■ Figure collection entries
****************
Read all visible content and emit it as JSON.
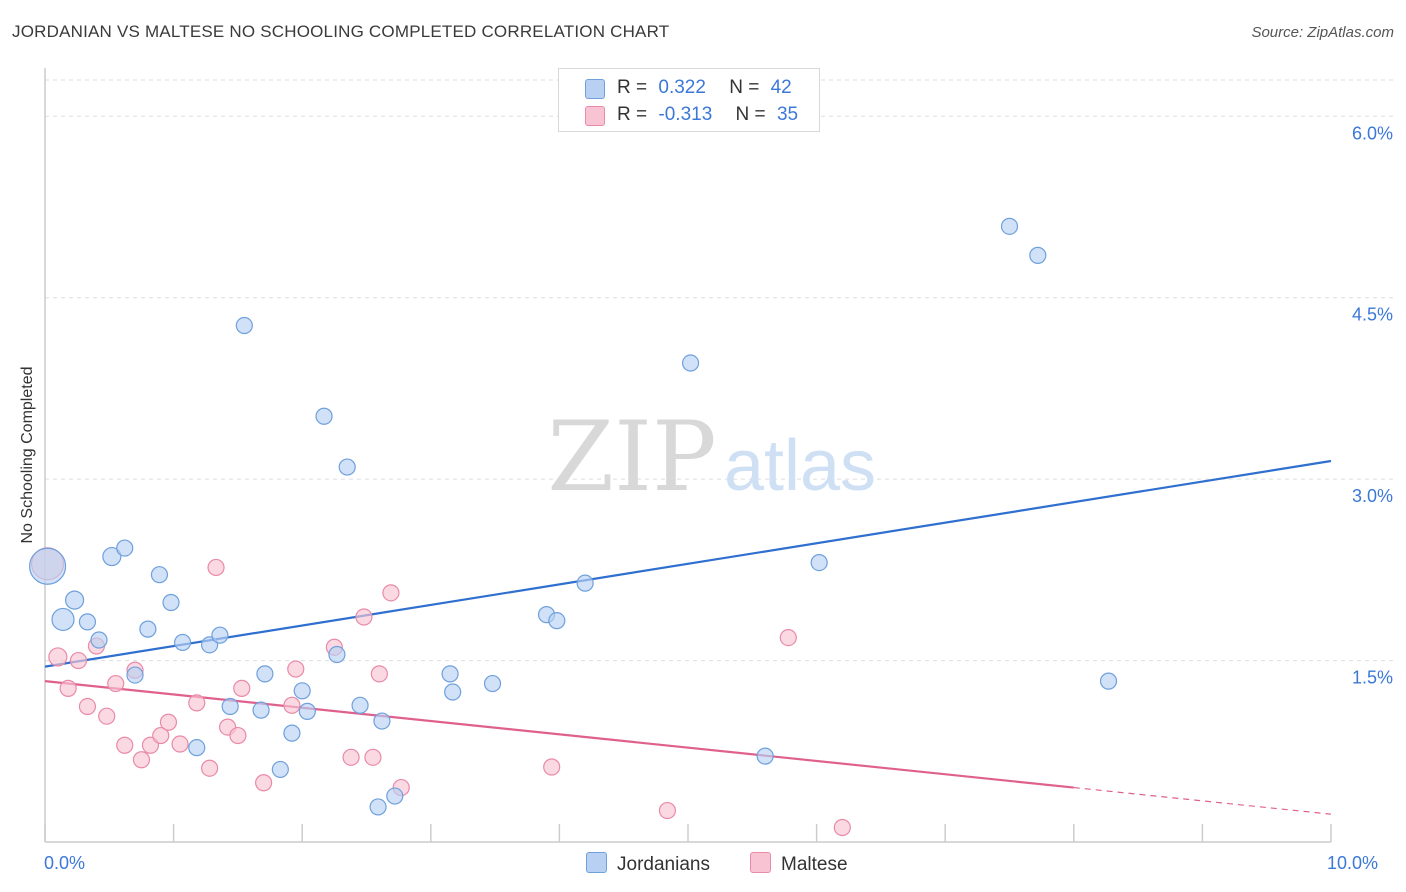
{
  "title": "JORDANIAN VS MALTESE NO SCHOOLING COMPLETED CORRELATION CHART",
  "source": "Source: ZipAtlas.com",
  "watermark": {
    "zip": "ZIP",
    "atlas": "atlas"
  },
  "legend": {
    "r_label": "R =",
    "n_label": "N =",
    "jordanians": {
      "r": "0.322",
      "n": "42"
    },
    "maltese": {
      "r": "-0.313",
      "n": "35"
    }
  },
  "bottom_legend": {
    "jordanians": "Jordanians",
    "maltese": "Maltese"
  },
  "colors": {
    "blue_fill": "#b8d1f3",
    "blue_stroke": "#6fa0dc",
    "blue_line": "#2f6fd0",
    "pink_fill": "#f8c4d4",
    "pink_stroke": "#e98aa8",
    "pink_line": "#e0608d",
    "tick_text": "#3c78d8",
    "grid": "#dddddd"
  },
  "chart_data": {
    "type": "scatter",
    "title": "JORDANIAN VS MALTESE NO SCHOOLING COMPLETED CORRELATION CHART",
    "xlabel": "",
    "ylabel": "No Schooling Completed",
    "xlim": [
      0,
      10
    ],
    "ylim": [
      0,
      6.3
    ],
    "x_tick_labels": [
      "0.0%",
      "10.0%"
    ],
    "y_ticks": [
      1.5,
      3.0,
      4.5,
      6.0
    ],
    "y_tick_labels": [
      "1.5%",
      "3.0%",
      "4.5%",
      "6.0%"
    ],
    "legend_position": "bottom-center",
    "series": [
      {
        "name": "Jordanians",
        "points": [
          [
            0.02,
            2.28,
            18
          ],
          [
            0.14,
            1.84,
            11
          ],
          [
            0.23,
            2.0,
            9
          ],
          [
            0.33,
            1.82,
            8
          ],
          [
            0.42,
            1.67,
            8
          ],
          [
            0.52,
            2.36,
            9
          ],
          [
            0.62,
            2.43,
            8
          ],
          [
            0.7,
            1.38,
            8
          ],
          [
            0.8,
            1.76,
            8
          ],
          [
            0.89,
            2.21,
            8
          ],
          [
            0.98,
            1.98,
            8
          ],
          [
            1.07,
            1.65,
            8
          ],
          [
            1.18,
            0.78,
            8
          ],
          [
            1.28,
            1.63,
            8
          ],
          [
            1.36,
            1.71,
            8
          ],
          [
            1.44,
            1.12,
            8
          ],
          [
            1.55,
            4.27,
            8
          ],
          [
            1.68,
            1.09,
            8
          ],
          [
            1.71,
            1.39,
            8
          ],
          [
            1.83,
            0.6,
            8
          ],
          [
            1.92,
            0.9,
            8
          ],
          [
            2.0,
            1.25,
            8
          ],
          [
            2.04,
            1.08,
            8
          ],
          [
            2.17,
            3.52,
            8
          ],
          [
            2.27,
            1.55,
            8
          ],
          [
            2.35,
            3.1,
            8
          ],
          [
            2.45,
            1.13,
            8
          ],
          [
            2.59,
            0.29,
            8
          ],
          [
            2.62,
            1.0,
            8
          ],
          [
            2.72,
            0.38,
            8
          ],
          [
            3.15,
            1.39,
            8
          ],
          [
            3.17,
            1.24,
            8
          ],
          [
            3.48,
            1.31,
            8
          ],
          [
            3.9,
            1.88,
            8
          ],
          [
            3.98,
            1.83,
            8
          ],
          [
            4.2,
            2.14,
            8
          ],
          [
            5.02,
            3.96,
            8
          ],
          [
            5.6,
            0.71,
            8
          ],
          [
            6.02,
            2.31,
            8
          ],
          [
            7.5,
            5.09,
            8
          ],
          [
            7.72,
            4.85,
            8
          ],
          [
            8.27,
            1.33,
            8
          ]
        ],
        "trend": {
          "x": [
            0,
            10
          ],
          "y": [
            1.45,
            3.15
          ]
        }
      },
      {
        "name": "Maltese",
        "points": [
          [
            0.02,
            2.3,
            16
          ],
          [
            0.1,
            1.53,
            9
          ],
          [
            0.18,
            1.27,
            8
          ],
          [
            0.26,
            1.5,
            8
          ],
          [
            0.33,
            1.12,
            8
          ],
          [
            0.4,
            1.62,
            8
          ],
          [
            0.48,
            1.04,
            8
          ],
          [
            0.55,
            1.31,
            8
          ],
          [
            0.62,
            0.8,
            8
          ],
          [
            0.7,
            1.42,
            8
          ],
          [
            0.75,
            0.68,
            8
          ],
          [
            0.82,
            0.8,
            8
          ],
          [
            0.9,
            0.88,
            8
          ],
          [
            0.96,
            0.99,
            8
          ],
          [
            1.05,
            0.81,
            8
          ],
          [
            1.18,
            1.15,
            8
          ],
          [
            1.28,
            0.61,
            8
          ],
          [
            1.33,
            2.27,
            8
          ],
          [
            1.42,
            0.95,
            8
          ],
          [
            1.5,
            0.88,
            8
          ],
          [
            1.53,
            1.27,
            8
          ],
          [
            1.7,
            0.49,
            8
          ],
          [
            1.92,
            1.13,
            8
          ],
          [
            1.95,
            1.43,
            8
          ],
          [
            2.25,
            1.61,
            8
          ],
          [
            2.38,
            0.7,
            8
          ],
          [
            2.48,
            1.86,
            8
          ],
          [
            2.55,
            0.7,
            8
          ],
          [
            2.6,
            1.39,
            8
          ],
          [
            2.69,
            2.06,
            8
          ],
          [
            2.77,
            0.45,
            8
          ],
          [
            3.94,
            0.62,
            8
          ],
          [
            4.84,
            0.26,
            8
          ],
          [
            5.78,
            1.69,
            8
          ],
          [
            6.2,
            0.12,
            8
          ]
        ],
        "trend": {
          "x": [
            0,
            8.0
          ],
          "y": [
            1.33,
            0.45
          ]
        },
        "trend_dashed": {
          "x": [
            8.0,
            10
          ],
          "y": [
            0.45,
            0.23
          ]
        }
      }
    ]
  }
}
****************
■ Instruction
Nothing in the entries above should change when they are printed again, except that the pictures are dropped.

■ Written answer
Read all visible content and emit it as JSON.
{
  "title": "JORDANIAN VS MALTESE NO SCHOOLING COMPLETED CORRELATION CHART",
  "source": "Source: ZipAtlas.com",
  "watermark": {
    "zip": "ZIP",
    "atlas": "atlas"
  },
  "legend": {
    "r_label": "R =",
    "n_label": "N =",
    "jordanians": {
      "r": "0.322",
      "n": "42"
    },
    "maltese": {
      "r": "-0.313",
      "n": "35"
    }
  },
  "bottom_legend": {
    "jordanians": "Jordanians",
    "maltese": "Maltese"
  },
  "colors": {
    "blue_fill": "#b8d1f3",
    "blue_stroke": "#6fa0dc",
    "blue_line": "#2f6fd0",
    "pink_fill": "#f8c4d4",
    "pink_stroke": "#e98aa8",
    "pink_line": "#e0608d",
    "tick_text": "#3c78d8",
    "grid": "#dddddd"
  },
  "chart_data": {
    "type": "scatter",
    "title": "JORDANIAN VS MALTESE NO SCHOOLING COMPLETED CORRELATION CHART",
    "xlabel": "",
    "ylabel": "No Schooling Completed",
    "xlim": [
      0,
      10
    ],
    "ylim": [
      0,
      6.3
    ],
    "x_tick_labels": [
      "0.0%",
      "10.0%"
    ],
    "y_ticks": [
      1.5,
      3.0,
      4.5,
      6.0
    ],
    "y_tick_labels": [
      "1.5%",
      "3.0%",
      "4.5%",
      "6.0%"
    ],
    "legend_position": "bottom-center",
    "series": [
      {
        "name": "Jordanians",
        "points": [
          [
            0.02,
            2.28,
            18
          ],
          [
            0.14,
            1.84,
            11
          ],
          [
            0.23,
            2.0,
            9
          ],
          [
            0.33,
            1.82,
            8
          ],
          [
            0.42,
            1.67,
            8
          ],
          [
            0.52,
            2.36,
            9
          ],
          [
            0.62,
            2.43,
            8
          ],
          [
            0.7,
            1.38,
            8
          ],
          [
            0.8,
            1.76,
            8
          ],
          [
            0.89,
            2.21,
            8
          ],
          [
            0.98,
            1.98,
            8
          ],
          [
            1.07,
            1.65,
            8
          ],
          [
            1.18,
            0.78,
            8
          ],
          [
            1.28,
            1.63,
            8
          ],
          [
            1.36,
            1.71,
            8
          ],
          [
            1.44,
            1.12,
            8
          ],
          [
            1.55,
            4.27,
            8
          ],
          [
            1.68,
            1.09,
            8
          ],
          [
            1.71,
            1.39,
            8
          ],
          [
            1.83,
            0.6,
            8
          ],
          [
            1.92,
            0.9,
            8
          ],
          [
            2.0,
            1.25,
            8
          ],
          [
            2.04,
            1.08,
            8
          ],
          [
            2.17,
            3.52,
            8
          ],
          [
            2.27,
            1.55,
            8
          ],
          [
            2.35,
            3.1,
            8
          ],
          [
            2.45,
            1.13,
            8
          ],
          [
            2.59,
            0.29,
            8
          ],
          [
            2.62,
            1.0,
            8
          ],
          [
            2.72,
            0.38,
            8
          ],
          [
            3.15,
            1.39,
            8
          ],
          [
            3.17,
            1.24,
            8
          ],
          [
            3.48,
            1.31,
            8
          ],
          [
            3.9,
            1.88,
            8
          ],
          [
            3.98,
            1.83,
            8
          ],
          [
            4.2,
            2.14,
            8
          ],
          [
            5.02,
            3.96,
            8
          ],
          [
            5.6,
            0.71,
            8
          ],
          [
            6.02,
            2.31,
            8
          ],
          [
            7.5,
            5.09,
            8
          ],
          [
            7.72,
            4.85,
            8
          ],
          [
            8.27,
            1.33,
            8
          ]
        ],
        "trend": {
          "x": [
            0,
            10
          ],
          "y": [
            1.45,
            3.15
          ]
        }
      },
      {
        "name": "Maltese",
        "points": [
          [
            0.02,
            2.3,
            16
          ],
          [
            0.1,
            1.53,
            9
          ],
          [
            0.18,
            1.27,
            8
          ],
          [
            0.26,
            1.5,
            8
          ],
          [
            0.33,
            1.12,
            8
          ],
          [
            0.4,
            1.62,
            8
          ],
          [
            0.48,
            1.04,
            8
          ],
          [
            0.55,
            1.31,
            8
          ],
          [
            0.62,
            0.8,
            8
          ],
          [
            0.7,
            1.42,
            8
          ],
          [
            0.75,
            0.68,
            8
          ],
          [
            0.82,
            0.8,
            8
          ],
          [
            0.9,
            0.88,
            8
          ],
          [
            0.96,
            0.99,
            8
          ],
          [
            1.05,
            0.81,
            8
          ],
          [
            1.18,
            1.15,
            8
          ],
          [
            1.28,
            0.61,
            8
          ],
          [
            1.33,
            2.27,
            8
          ],
          [
            1.42,
            0.95,
            8
          ],
          [
            1.5,
            0.88,
            8
          ],
          [
            1.53,
            1.27,
            8
          ],
          [
            1.7,
            0.49,
            8
          ],
          [
            1.92,
            1.13,
            8
          ],
          [
            1.95,
            1.43,
            8
          ],
          [
            2.25,
            1.61,
            8
          ],
          [
            2.38,
            0.7,
            8
          ],
          [
            2.48,
            1.86,
            8
          ],
          [
            2.55,
            0.7,
            8
          ],
          [
            2.6,
            1.39,
            8
          ],
          [
            2.69,
            2.06,
            8
          ],
          [
            2.77,
            0.45,
            8
          ],
          [
            3.94,
            0.62,
            8
          ],
          [
            4.84,
            0.26,
            8
          ],
          [
            5.78,
            1.69,
            8
          ],
          [
            6.2,
            0.12,
            8
          ]
        ],
        "trend": {
          "x": [
            0,
            8.0
          ],
          "y": [
            1.33,
            0.45
          ]
        },
        "trend_dashed": {
          "x": [
            8.0,
            10
          ],
          "y": [
            0.45,
            0.23
          ]
        }
      }
    ]
  }
}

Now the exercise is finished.